* [STATED GOAL]:
Reproduce all the material exactly, minus any pictures it holds.
______
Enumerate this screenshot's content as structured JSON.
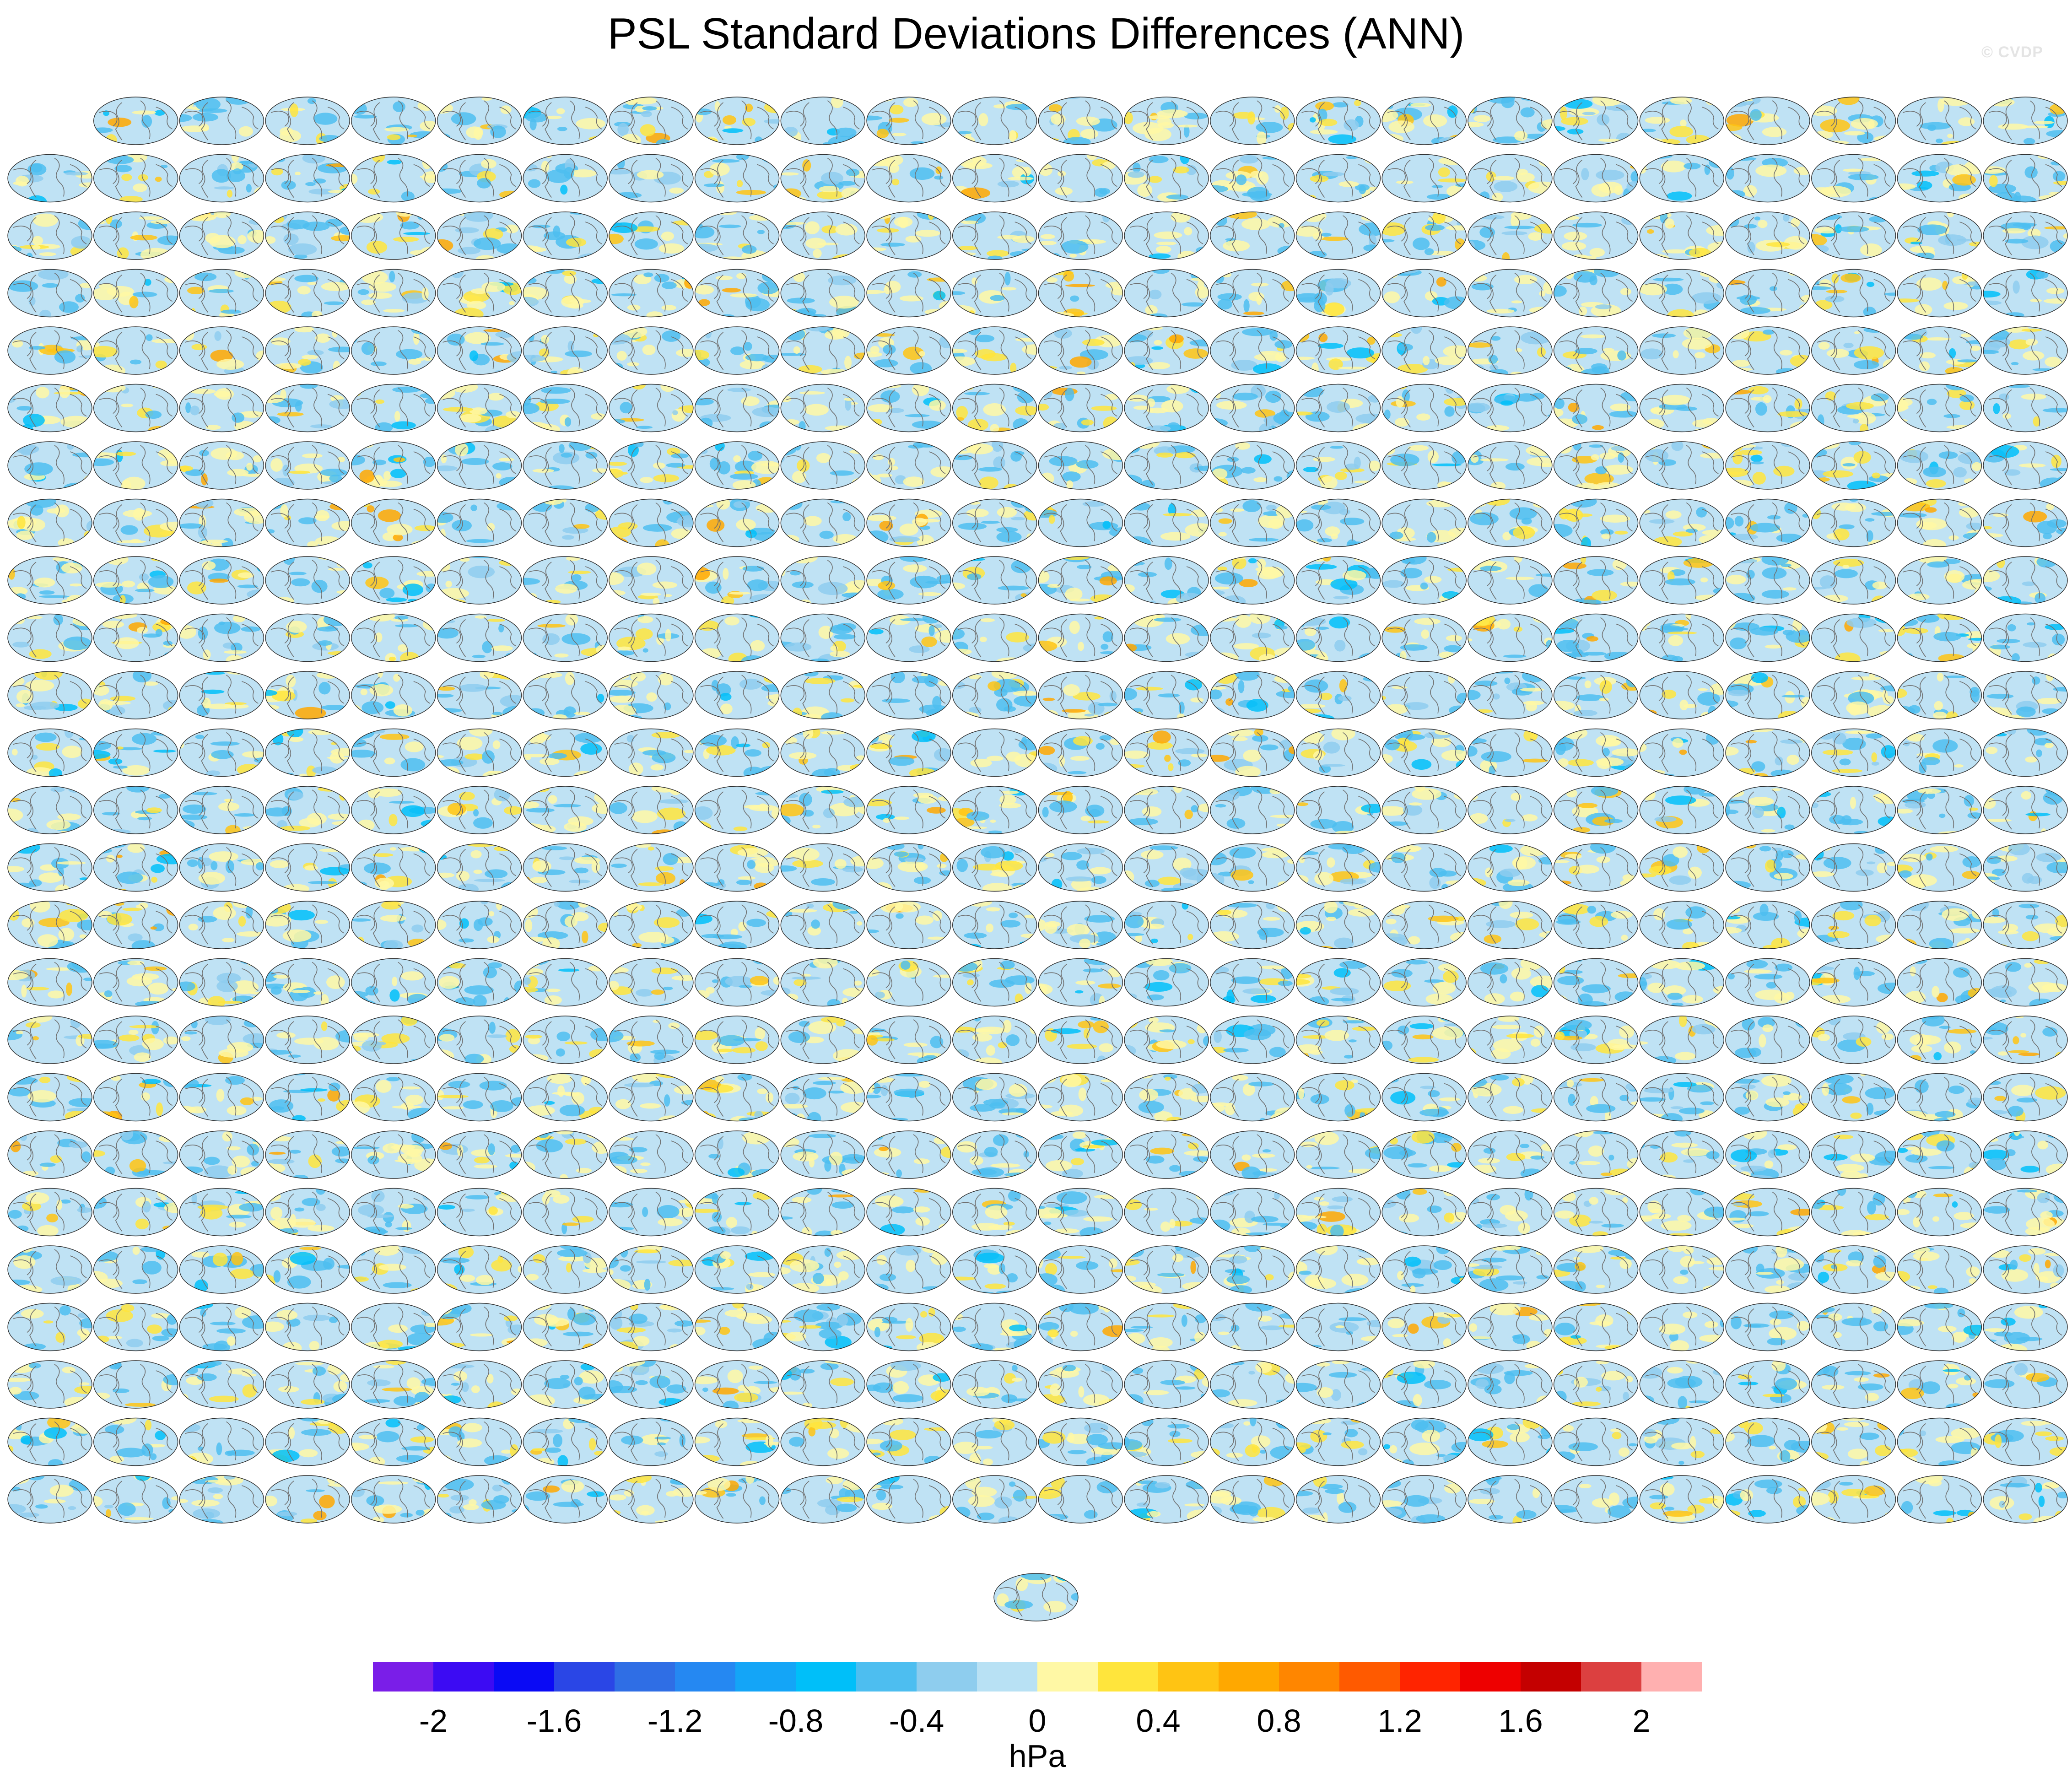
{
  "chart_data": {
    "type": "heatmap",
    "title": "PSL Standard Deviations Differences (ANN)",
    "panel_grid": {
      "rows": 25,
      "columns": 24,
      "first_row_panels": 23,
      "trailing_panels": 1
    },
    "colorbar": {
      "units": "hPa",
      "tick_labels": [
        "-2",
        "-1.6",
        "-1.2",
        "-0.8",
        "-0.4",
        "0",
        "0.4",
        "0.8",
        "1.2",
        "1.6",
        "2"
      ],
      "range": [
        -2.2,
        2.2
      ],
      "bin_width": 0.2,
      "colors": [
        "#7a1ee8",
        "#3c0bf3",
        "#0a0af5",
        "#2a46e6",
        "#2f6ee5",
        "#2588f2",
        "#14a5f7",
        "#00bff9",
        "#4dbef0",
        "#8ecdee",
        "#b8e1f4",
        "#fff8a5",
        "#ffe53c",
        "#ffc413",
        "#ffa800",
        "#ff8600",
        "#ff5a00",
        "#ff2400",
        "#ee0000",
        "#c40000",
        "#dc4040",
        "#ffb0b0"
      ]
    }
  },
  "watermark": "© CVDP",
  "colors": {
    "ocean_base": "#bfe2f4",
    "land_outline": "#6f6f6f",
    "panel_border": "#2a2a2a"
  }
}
______
* [THE ANSWER]:
Enumerate this screenshot's content as structured JSON.
{
  "chart_data": {
    "type": "heatmap",
    "title": "PSL Standard Deviations Differences (ANN)",
    "panel_grid": {
      "rows": 25,
      "columns": 24,
      "first_row_panels": 23,
      "trailing_panels": 1
    },
    "colorbar": {
      "units": "hPa",
      "tick_labels": [
        "-2",
        "-1.6",
        "-1.2",
        "-0.8",
        "-0.4",
        "0",
        "0.4",
        "0.8",
        "1.2",
        "1.6",
        "2"
      ],
      "range": [
        -2.2,
        2.2
      ],
      "bin_width": 0.2,
      "colors": [
        "#7a1ee8",
        "#3c0bf3",
        "#0a0af5",
        "#2a46e6",
        "#2f6ee5",
        "#2588f2",
        "#14a5f7",
        "#00bff9",
        "#4dbef0",
        "#8ecdee",
        "#b8e1f4",
        "#fff8a5",
        "#ffe53c",
        "#ffc413",
        "#ffa800",
        "#ff8600",
        "#ff5a00",
        "#ff2400",
        "#ee0000",
        "#c40000",
        "#dc4040",
        "#ffb0b0"
      ]
    }
  },
  "watermark": "© CVDP",
  "colors": {
    "ocean_base": "#bfe2f4",
    "land_outline": "#6f6f6f",
    "panel_border": "#2a2a2a"
  }
}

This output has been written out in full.